◆ Exercise aim ◆
Give the material again in full, matching it exactly.

[START]

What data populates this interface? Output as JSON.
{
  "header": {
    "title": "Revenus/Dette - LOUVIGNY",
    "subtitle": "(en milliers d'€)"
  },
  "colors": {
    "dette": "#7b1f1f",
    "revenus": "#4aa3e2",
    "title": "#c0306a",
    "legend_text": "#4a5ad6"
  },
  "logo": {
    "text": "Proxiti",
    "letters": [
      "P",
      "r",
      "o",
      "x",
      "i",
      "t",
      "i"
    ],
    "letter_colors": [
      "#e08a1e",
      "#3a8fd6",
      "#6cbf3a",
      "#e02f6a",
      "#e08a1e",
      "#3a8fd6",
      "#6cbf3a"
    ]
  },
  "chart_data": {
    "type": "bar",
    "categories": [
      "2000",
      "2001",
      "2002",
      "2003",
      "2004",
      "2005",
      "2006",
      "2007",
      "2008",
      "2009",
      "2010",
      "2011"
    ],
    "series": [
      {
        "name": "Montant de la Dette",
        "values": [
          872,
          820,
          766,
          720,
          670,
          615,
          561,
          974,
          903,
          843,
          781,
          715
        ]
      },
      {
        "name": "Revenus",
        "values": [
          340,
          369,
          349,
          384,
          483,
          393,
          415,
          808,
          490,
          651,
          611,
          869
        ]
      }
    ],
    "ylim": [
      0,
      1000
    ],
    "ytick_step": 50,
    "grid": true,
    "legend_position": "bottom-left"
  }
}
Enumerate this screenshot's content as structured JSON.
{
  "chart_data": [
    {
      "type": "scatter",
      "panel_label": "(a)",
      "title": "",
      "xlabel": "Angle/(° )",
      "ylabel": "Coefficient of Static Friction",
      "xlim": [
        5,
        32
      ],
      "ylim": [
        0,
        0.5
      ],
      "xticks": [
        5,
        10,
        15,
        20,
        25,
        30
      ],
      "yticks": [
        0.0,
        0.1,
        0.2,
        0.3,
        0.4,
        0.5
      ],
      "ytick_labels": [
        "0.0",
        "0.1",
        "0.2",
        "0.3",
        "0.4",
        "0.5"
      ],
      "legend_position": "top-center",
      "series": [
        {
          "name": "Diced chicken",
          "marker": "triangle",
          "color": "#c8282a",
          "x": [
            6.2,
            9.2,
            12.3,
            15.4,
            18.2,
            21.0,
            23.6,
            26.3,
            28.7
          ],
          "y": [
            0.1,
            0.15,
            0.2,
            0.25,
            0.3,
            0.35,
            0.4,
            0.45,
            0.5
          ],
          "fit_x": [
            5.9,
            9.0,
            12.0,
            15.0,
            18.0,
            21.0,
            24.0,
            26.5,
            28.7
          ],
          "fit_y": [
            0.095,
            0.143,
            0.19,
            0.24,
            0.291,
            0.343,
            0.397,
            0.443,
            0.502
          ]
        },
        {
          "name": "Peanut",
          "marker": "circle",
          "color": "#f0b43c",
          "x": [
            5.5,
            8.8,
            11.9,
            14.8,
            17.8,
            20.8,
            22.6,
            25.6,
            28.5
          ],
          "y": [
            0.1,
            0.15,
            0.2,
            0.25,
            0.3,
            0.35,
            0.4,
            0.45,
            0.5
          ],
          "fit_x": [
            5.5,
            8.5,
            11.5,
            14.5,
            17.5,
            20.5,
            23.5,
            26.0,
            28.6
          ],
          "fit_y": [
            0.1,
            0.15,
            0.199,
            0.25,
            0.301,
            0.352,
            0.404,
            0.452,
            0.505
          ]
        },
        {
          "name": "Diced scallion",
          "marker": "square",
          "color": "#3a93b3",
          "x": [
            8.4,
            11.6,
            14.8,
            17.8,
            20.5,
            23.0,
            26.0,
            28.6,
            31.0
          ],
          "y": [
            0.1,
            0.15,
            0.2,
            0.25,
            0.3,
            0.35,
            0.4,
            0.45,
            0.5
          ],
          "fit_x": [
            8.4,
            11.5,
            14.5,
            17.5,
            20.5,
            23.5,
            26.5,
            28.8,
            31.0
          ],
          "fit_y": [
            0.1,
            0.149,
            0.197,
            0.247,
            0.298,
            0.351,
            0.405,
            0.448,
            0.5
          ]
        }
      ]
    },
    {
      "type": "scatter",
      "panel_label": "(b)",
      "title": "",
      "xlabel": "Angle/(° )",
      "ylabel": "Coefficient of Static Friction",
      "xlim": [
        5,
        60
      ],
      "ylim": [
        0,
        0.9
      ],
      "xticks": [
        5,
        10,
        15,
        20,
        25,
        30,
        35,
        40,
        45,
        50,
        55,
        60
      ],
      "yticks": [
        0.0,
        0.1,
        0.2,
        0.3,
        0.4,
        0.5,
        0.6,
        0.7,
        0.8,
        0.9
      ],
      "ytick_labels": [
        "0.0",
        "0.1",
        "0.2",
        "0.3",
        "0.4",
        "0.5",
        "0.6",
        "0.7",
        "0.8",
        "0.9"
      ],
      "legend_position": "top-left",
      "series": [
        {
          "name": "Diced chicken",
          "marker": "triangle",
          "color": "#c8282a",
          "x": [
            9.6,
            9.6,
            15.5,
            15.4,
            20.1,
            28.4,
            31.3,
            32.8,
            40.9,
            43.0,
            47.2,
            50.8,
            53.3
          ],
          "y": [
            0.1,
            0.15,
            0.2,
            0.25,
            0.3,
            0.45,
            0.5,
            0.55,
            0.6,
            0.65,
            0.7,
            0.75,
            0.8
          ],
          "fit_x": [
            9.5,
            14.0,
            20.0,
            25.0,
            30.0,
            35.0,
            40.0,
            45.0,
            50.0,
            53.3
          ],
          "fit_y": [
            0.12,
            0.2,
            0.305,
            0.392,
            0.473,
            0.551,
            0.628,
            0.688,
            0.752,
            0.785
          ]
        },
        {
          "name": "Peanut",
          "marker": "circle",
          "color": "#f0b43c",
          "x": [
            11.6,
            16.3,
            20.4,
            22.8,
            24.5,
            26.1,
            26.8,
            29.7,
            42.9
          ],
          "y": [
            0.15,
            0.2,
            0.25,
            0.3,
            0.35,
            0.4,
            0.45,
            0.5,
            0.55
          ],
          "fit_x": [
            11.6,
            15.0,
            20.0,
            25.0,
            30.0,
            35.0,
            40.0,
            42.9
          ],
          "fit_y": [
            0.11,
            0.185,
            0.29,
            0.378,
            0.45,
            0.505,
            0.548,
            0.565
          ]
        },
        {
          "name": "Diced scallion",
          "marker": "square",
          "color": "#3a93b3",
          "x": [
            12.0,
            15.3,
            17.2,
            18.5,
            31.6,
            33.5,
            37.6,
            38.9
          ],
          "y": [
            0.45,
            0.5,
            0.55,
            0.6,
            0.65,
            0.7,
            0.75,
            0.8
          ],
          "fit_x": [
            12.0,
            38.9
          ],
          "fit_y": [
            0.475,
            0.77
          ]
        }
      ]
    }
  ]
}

[END]

◆ Task answer ◆
What data populates this interface? Output as JSON.
{
  "header": {
    "title": "Revenus/Dette - LOUVIGNY",
    "subtitle": "(en milliers d'€)"
  },
  "colors": {
    "dette": "#7b1f1f",
    "revenus": "#4aa3e2",
    "title": "#c0306a",
    "legend_text": "#4a5ad6"
  },
  "logo": {
    "text": "Proxiti",
    "letters": [
      "P",
      "r",
      "o",
      "x",
      "i",
      "t",
      "i"
    ],
    "letter_colors": [
      "#e08a1e",
      "#3a8fd6",
      "#6cbf3a",
      "#e02f6a",
      "#e08a1e",
      "#3a8fd6",
      "#6cbf3a"
    ]
  },
  "chart_data": {
    "type": "bar",
    "categories": [
      "2000",
      "2001",
      "2002",
      "2003",
      "2004",
      "2005",
      "2006",
      "2007",
      "2008",
      "2009",
      "2010",
      "2011"
    ],
    "series": [
      {
        "name": "Montant de la Dette",
        "values": [
          872,
          820,
          766,
          720,
          670,
          615,
          561,
          974,
          903,
          843,
          781,
          715
        ]
      },
      {
        "name": "Revenus",
        "values": [
          340,
          369,
          349,
          384,
          483,
          393,
          415,
          808,
          490,
          651,
          611,
          869
        ]
      }
    ],
    "ylim": [
      0,
      1000
    ],
    "ytick_step": 50,
    "grid": true,
    "legend_position": "bottom-left"
  }
}
Enumerate this screenshot's content as structured JSON.
{
  "chart_data": [
    {
      "type": "scatter",
      "panel_label": "(a)",
      "title": "",
      "xlabel": "Angle/(° )",
      "ylabel": "Coefficient of Static Friction",
      "xlim": [
        5,
        32
      ],
      "ylim": [
        0,
        0.5
      ],
      "xticks": [
        5,
        10,
        15,
        20,
        25,
        30
      ],
      "yticks": [
        0.0,
        0.1,
        0.2,
        0.3,
        0.4,
        0.5
      ],
      "ytick_labels": [
        "0.0",
        "0.1",
        "0.2",
        "0.3",
        "0.4",
        "0.5"
      ],
      "legend_position": "top-center",
      "series": [
        {
          "name": "Diced chicken",
          "marker": "triangle",
          "color": "#c8282a",
          "x": [
            6.2,
            9.2,
            12.3,
            15.4,
            18.2,
            21.0,
            23.6,
            26.3,
            28.7
          ],
          "y": [
            0.1,
            0.15,
            0.2,
            0.25,
            0.3,
            0.35,
            0.4,
            0.45,
            0.5
          ],
          "fit_x": [
            5.9,
            9.0,
            12.0,
            15.0,
            18.0,
            21.0,
            24.0,
            26.5,
            28.7
          ],
          "fit_y": [
            0.095,
            0.143,
            0.19,
            0.24,
            0.291,
            0.343,
            0.397,
            0.443,
            0.502
          ]
        },
        {
          "name": "Peanut",
          "marker": "circle",
          "color": "#f0b43c",
          "x": [
            5.5,
            8.8,
            11.9,
            14.8,
            17.8,
            20.8,
            22.6,
            25.6,
            28.5
          ],
          "y": [
            0.1,
            0.15,
            0.2,
            0.25,
            0.3,
            0.35,
            0.4,
            0.45,
            0.5
          ],
          "fit_x": [
            5.5,
            8.5,
            11.5,
            14.5,
            17.5,
            20.5,
            23.5,
            26.0,
            28.6
          ],
          "fit_y": [
            0.1,
            0.15,
            0.199,
            0.25,
            0.301,
            0.352,
            0.404,
            0.452,
            0.505
          ]
        },
        {
          "name": "Diced scallion",
          "marker": "square",
          "color": "#3a93b3",
          "x": [
            8.4,
            11.6,
            14.8,
            17.8,
            20.5,
            23.0,
            26.0,
            28.6,
            31.0
          ],
          "y": [
            0.1,
            0.15,
            0.2,
            0.25,
            0.3,
            0.35,
            0.4,
            0.45,
            0.5
          ],
          "fit_x": [
            8.4,
            11.5,
            14.5,
            17.5,
            20.5,
            23.5,
            26.5,
            28.8,
            31.0
          ],
          "fit_y": [
            0.1,
            0.149,
            0.197,
            0.247,
            0.298,
            0.351,
            0.405,
            0.448,
            0.5
          ]
        }
      ]
    },
    {
      "type": "scatter",
      "panel_label": "(b)",
      "title": "",
      "xlabel": "Angle/(° )",
      "ylabel": "Coefficient of Static Friction",
      "xlim": [
        5,
        60
      ],
      "ylim": [
        0,
        0.9
      ],
      "xticks": [
        5,
        10,
        15,
        20,
        25,
        30,
        35,
        40,
        45,
        50,
        55,
        60
      ],
      "yticks": [
        0.0,
        0.1,
        0.2,
        0.3,
        0.4,
        0.5,
        0.6,
        0.7,
        0.8,
        0.9
      ],
      "ytick_labels": [
        "0.0",
        "0.1",
        "0.2",
        "0.3",
        "0.4",
        "0.5",
        "0.6",
        "0.7",
        "0.8",
        "0.9"
      ],
      "legend_position": "top-left",
      "series": [
        {
          "name": "Diced chicken",
          "marker": "triangle",
          "color": "#c8282a",
          "x": [
            9.6,
            9.6,
            15.5,
            15.4,
            20.1,
            28.4,
            31.3,
            32.8,
            40.9,
            43.0,
            47.2,
            50.8,
            53.3
          ],
          "y": [
            0.1,
            0.15,
            0.2,
            0.25,
            0.3,
            0.45,
            0.5,
            0.55,
            0.6,
            0.65,
            0.7,
            0.75,
            0.8
          ],
          "fit_x": [
            9.5,
            14.0,
            20.0,
            25.0,
            30.0,
            35.0,
            40.0,
            45.0,
            50.0,
            53.3
          ],
          "fit_y": [
            0.12,
            0.2,
            0.305,
            0.392,
            0.473,
            0.551,
            0.628,
            0.688,
            0.752,
            0.785
          ]
        },
        {
          "name": "Peanut",
          "marker": "circle",
          "color": "#f0b43c",
          "x": [
            11.6,
            16.3,
            20.4,
            22.8,
            24.5,
            26.1,
            26.8,
            29.7,
            42.9
          ],
          "y": [
            0.15,
            0.2,
            0.25,
            0.3,
            0.35,
            0.4,
            0.45,
            0.5,
            0.55
          ],
          "fit_x": [
            11.6,
            15.0,
            20.0,
            25.0,
            30.0,
            35.0,
            40.0,
            42.9
          ],
          "fit_y": [
            0.11,
            0.185,
            0.29,
            0.378,
            0.45,
            0.505,
            0.548,
            0.565
          ]
        },
        {
          "name": "Diced scallion",
          "marker": "square",
          "color": "#3a93b3",
          "x": [
            12.0,
            15.3,
            17.2,
            18.5,
            31.6,
            33.5,
            37.6,
            38.9
          ],
          "y": [
            0.45,
            0.5,
            0.55,
            0.6,
            0.65,
            0.7,
            0.75,
            0.8
          ],
          "fit_x": [
            12.0,
            38.9
          ],
          "fit_y": [
            0.475,
            0.77
          ]
        }
      ]
    }
  ]
}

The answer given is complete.